--- Provided information ---
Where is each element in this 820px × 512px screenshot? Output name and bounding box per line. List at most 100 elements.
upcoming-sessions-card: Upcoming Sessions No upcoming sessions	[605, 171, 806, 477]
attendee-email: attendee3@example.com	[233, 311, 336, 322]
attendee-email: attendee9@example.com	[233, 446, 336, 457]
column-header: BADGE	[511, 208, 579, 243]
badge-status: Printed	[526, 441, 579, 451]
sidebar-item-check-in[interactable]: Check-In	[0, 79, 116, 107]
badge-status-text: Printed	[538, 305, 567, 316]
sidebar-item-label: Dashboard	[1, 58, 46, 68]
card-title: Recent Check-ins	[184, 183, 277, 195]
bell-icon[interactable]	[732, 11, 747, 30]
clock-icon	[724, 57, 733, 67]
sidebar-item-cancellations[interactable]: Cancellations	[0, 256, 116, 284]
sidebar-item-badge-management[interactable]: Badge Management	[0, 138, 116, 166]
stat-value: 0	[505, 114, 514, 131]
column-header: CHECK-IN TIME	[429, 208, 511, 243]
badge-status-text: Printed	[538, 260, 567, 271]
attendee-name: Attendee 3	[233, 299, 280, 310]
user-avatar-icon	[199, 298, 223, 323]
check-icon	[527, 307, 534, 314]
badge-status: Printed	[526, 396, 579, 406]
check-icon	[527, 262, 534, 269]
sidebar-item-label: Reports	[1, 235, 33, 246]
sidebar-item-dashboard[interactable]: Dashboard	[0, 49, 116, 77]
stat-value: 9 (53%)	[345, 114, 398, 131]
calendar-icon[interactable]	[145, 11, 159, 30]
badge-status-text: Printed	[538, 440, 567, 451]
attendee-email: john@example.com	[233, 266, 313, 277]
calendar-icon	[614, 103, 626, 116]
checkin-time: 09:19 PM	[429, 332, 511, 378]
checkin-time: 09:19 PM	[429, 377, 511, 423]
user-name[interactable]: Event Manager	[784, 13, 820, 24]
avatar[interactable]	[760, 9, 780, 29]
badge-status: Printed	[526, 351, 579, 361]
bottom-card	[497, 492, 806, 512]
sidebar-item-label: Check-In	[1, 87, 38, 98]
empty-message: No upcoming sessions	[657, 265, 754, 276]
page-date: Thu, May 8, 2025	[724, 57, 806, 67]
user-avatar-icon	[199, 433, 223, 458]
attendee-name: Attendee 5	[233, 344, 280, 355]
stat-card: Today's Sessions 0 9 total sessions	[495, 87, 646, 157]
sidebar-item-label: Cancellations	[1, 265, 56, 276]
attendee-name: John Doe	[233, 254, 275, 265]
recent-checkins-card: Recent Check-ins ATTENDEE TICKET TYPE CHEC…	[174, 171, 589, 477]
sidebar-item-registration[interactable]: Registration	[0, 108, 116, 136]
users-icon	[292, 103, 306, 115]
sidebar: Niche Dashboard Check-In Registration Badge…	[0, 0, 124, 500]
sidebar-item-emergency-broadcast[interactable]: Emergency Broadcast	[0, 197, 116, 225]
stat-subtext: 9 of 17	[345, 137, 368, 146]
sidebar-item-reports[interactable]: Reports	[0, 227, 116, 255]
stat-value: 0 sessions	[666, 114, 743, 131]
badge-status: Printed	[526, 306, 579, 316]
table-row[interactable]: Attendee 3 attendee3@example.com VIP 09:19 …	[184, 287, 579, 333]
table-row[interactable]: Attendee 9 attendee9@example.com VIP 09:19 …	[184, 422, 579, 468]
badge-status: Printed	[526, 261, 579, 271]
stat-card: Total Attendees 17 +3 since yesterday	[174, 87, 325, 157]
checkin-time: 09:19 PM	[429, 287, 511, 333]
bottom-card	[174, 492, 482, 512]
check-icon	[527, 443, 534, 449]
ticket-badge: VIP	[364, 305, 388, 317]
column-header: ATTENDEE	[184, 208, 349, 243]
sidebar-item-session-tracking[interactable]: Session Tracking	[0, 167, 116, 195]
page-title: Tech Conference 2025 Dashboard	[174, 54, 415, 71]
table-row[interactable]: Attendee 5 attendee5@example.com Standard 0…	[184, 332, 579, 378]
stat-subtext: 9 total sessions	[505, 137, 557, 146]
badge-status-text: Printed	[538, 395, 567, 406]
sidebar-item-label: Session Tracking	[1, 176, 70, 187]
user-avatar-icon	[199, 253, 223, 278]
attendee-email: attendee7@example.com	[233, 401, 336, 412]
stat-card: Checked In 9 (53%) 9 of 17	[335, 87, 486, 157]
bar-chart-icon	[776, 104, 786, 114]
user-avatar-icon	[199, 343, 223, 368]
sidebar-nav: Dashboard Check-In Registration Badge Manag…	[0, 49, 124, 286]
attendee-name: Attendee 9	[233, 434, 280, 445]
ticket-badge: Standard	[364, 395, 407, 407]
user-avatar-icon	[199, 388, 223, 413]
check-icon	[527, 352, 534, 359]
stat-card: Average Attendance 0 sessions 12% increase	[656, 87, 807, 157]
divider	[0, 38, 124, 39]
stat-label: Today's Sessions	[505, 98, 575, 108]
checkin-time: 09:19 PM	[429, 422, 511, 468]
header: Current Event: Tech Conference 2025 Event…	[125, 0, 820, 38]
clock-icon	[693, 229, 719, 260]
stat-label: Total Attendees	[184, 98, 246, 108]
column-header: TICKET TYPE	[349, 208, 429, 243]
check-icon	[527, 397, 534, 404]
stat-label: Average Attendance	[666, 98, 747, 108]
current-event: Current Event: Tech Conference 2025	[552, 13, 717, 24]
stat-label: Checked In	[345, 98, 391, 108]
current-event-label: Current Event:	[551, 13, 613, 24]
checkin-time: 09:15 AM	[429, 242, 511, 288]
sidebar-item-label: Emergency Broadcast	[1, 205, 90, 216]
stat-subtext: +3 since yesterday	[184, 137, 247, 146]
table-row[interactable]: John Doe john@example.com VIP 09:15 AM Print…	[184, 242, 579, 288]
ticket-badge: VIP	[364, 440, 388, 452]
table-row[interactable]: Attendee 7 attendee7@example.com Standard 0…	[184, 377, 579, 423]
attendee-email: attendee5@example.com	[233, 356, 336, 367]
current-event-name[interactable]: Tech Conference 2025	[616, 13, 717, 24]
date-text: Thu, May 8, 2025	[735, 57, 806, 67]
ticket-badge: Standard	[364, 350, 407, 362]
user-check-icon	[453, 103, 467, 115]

--- What you need to do ---
Rewrite all of the material above as a numbered list, leaving out any blank lines.

--- Response ---
1. Where is each element in this 820px × 512px screenshot? Output name and bounding box per line. List at most 100 elements.
2. upcoming-sessions-card: Upcoming Sessions No upcoming sessions	[605, 171, 806, 477]
3. attendee-email: attendee3@example.com	[233, 311, 336, 322]
4. attendee-email: attendee9@example.com	[233, 446, 336, 457]
5. column-header: BADGE	[511, 208, 579, 243]
6. badge-status: Printed	[526, 441, 579, 451]
7. sidebar-item-check-in[interactable]: Check-In	[0, 79, 116, 107]
8. badge-status-text: Printed	[538, 305, 567, 316]
9. sidebar-item-label: Dashboard	[1, 58, 46, 68]
10. card-title: Recent Check-ins	[184, 183, 277, 195]
11. bell-icon[interactable]	[732, 11, 747, 30]
12. clock-icon	[724, 57, 733, 67]
13. sidebar-item-cancellations[interactable]: Cancellations	[0, 256, 116, 284]
14. sidebar-item-badge-management[interactable]: Badge Management	[0, 138, 116, 166]
15. stat-value: 0	[505, 114, 514, 131]
16. column-header: CHECK-IN TIME	[429, 208, 511, 243]
17. badge-status-text: Printed	[538, 260, 567, 271]
18. attendee-name: Attendee 3	[233, 299, 280, 310]
19. user-avatar-icon	[199, 298, 223, 323]
20. check-icon	[527, 307, 534, 314]
21. badge-status: Printed	[526, 396, 579, 406]
22. check-icon	[527, 262, 534, 269]
23. sidebar-item-label: Reports	[1, 235, 33, 246]
24. sidebar-item-dashboard[interactable]: Dashboard	[0, 49, 116, 77]
25. stat-value: 9 (53%)	[345, 114, 398, 131]
26. calendar-icon[interactable]	[145, 11, 159, 30]
27. badge-status-text: Printed	[538, 440, 567, 451]
28. attendee-email: john@example.com	[233, 266, 313, 277]
29. calendar-icon	[614, 103, 626, 116]
30. checkin-time: 09:19 PM	[429, 332, 511, 378]
31. checkin-time: 09:19 PM	[429, 377, 511, 423]
32. user-name[interactable]: Event Manager	[784, 13, 820, 24]
33. avatar[interactable]	[760, 9, 780, 29]
34. badge-status: Printed	[526, 351, 579, 361]
35. bottom-card	[497, 492, 806, 512]
36. sidebar-item-label: Check-In	[1, 87, 38, 98]
37. empty-message: No upcoming sessions	[657, 265, 754, 276]
38. page-date: Thu, May 8, 2025	[724, 57, 806, 67]
39. user-avatar-icon	[199, 433, 223, 458]
40. attendee-name: Attendee 5	[233, 344, 280, 355]
41. stat-card: Today's Sessions 0 9 total sessions	[495, 87, 646, 157]
42. sidebar-item-label: Cancellations	[1, 265, 56, 276]
43. attendee-name: John Doe	[233, 254, 275, 265]
44. recent-checkins-card: Recent Check-ins ATTENDEE TICKET TYPE CHEC…	[174, 171, 589, 477]
45. sidebar-item-registration[interactable]: Registration	[0, 108, 116, 136]
46. users-icon	[292, 103, 306, 115]
47. sidebar: Niche Dashboard Check-In Registration Badge…	[0, 0, 124, 500]
48. sidebar-item-emergency-broadcast[interactable]: Emergency Broadcast	[0, 197, 116, 225]
49. stat-subtext: 9 of 17	[345, 137, 368, 146]
50. sidebar-item-reports[interactable]: Reports	[0, 227, 116, 255]
51. stat-value: 0 sessions	[666, 114, 743, 131]
52. badge-status: Printed	[526, 306, 579, 316]
53. table-row[interactable]: Attendee 3 attendee3@example.com VIP 09:19 …	[184, 287, 579, 333]
54. table-row[interactable]: Attendee 9 attendee9@example.com VIP 09:19 …	[184, 422, 579, 468]
55. badge-status: Printed	[526, 261, 579, 271]
56. stat-card: Total Attendees 17 +3 since yesterday	[174, 87, 325, 157]
57. checkin-time: 09:19 PM	[429, 287, 511, 333]
58. bottom-card	[174, 492, 482, 512]
59. check-icon	[527, 443, 534, 449]
60. ticket-badge: VIP	[364, 305, 388, 317]
61. column-header: ATTENDEE	[184, 208, 349, 243]
62. sidebar-item-session-tracking[interactable]: Session Tracking	[0, 167, 116, 195]
63. page-title: Tech Conference 2025 Dashboard	[174, 54, 415, 71]
64. table-row[interactable]: Attendee 5 attendee5@example.com Standard 0…	[184, 332, 579, 378]
65. stat-subtext: 9 total sessions	[505, 137, 557, 146]
66. badge-status-text: Printed	[538, 395, 567, 406]
67. sidebar-item-label: Session Tracking	[1, 176, 70, 187]
68. user-avatar-icon	[199, 253, 223, 278]
69. attendee-email: attendee7@example.com	[233, 401, 336, 412]
70. stat-card: Checked In 9 (53%) 9 of 17	[335, 87, 486, 157]
71. bar-chart-icon	[776, 104, 786, 114]
72. user-avatar-icon	[199, 343, 223, 368]
73. sidebar-nav: Dashboard Check-In Registration Badge Manag…	[0, 49, 124, 286]
74. attendee-name: Attendee 9	[233, 434, 280, 445]
75. ticket-badge: Standard	[364, 395, 407, 407]
76. user-avatar-icon	[199, 388, 223, 413]
77. check-icon	[527, 352, 534, 359]
78. stat-card: Average Attendance 0 sessions 12% increase	[656, 87, 807, 157]
79. divider	[0, 38, 124, 39]
80. stat-label: Today's Sessions	[505, 98, 575, 108]
81. checkin-time: 09:19 PM	[429, 422, 511, 468]
82. header: Current Event: Tech Conference 2025 Event…	[125, 0, 820, 38]
83. clock-icon	[693, 229, 719, 260]
84. stat-label: Total Attendees	[184, 98, 246, 108]
85. column-header: TICKET TYPE	[349, 208, 429, 243]
86. check-icon	[527, 397, 534, 404]
87. stat-label: Average Attendance	[666, 98, 747, 108]
88. current-event: Current Event: Tech Conference 2025	[552, 13, 717, 24]
89. stat-label: Checked In	[345, 98, 391, 108]
90. current-event-label: Current Event:	[551, 13, 613, 24]
91. checkin-time: 09:15 AM	[429, 242, 511, 288]
92. sidebar-item-label: Emergency Broadcast	[1, 205, 90, 216]
93. stat-subtext: +3 since yesterday	[184, 137, 247, 146]
94. table-row[interactable]: John Doe john@example.com VIP 09:15 AM Print…	[184, 242, 579, 288]
95. ticket-badge: VIP	[364, 440, 388, 452]
96. table-row[interactable]: Attendee 7 attendee7@example.com Standard 0…	[184, 377, 579, 423]
97. attendee-email: attendee5@example.com	[233, 356, 336, 367]
98. current-event-name[interactable]: Tech Conference 2025	[616, 13, 717, 24]
99. date-text: Thu, May 8, 2025	[735, 57, 806, 67]
100. ticket-badge: Standard	[364, 350, 407, 362]
101. user-check-icon	[453, 103, 467, 115]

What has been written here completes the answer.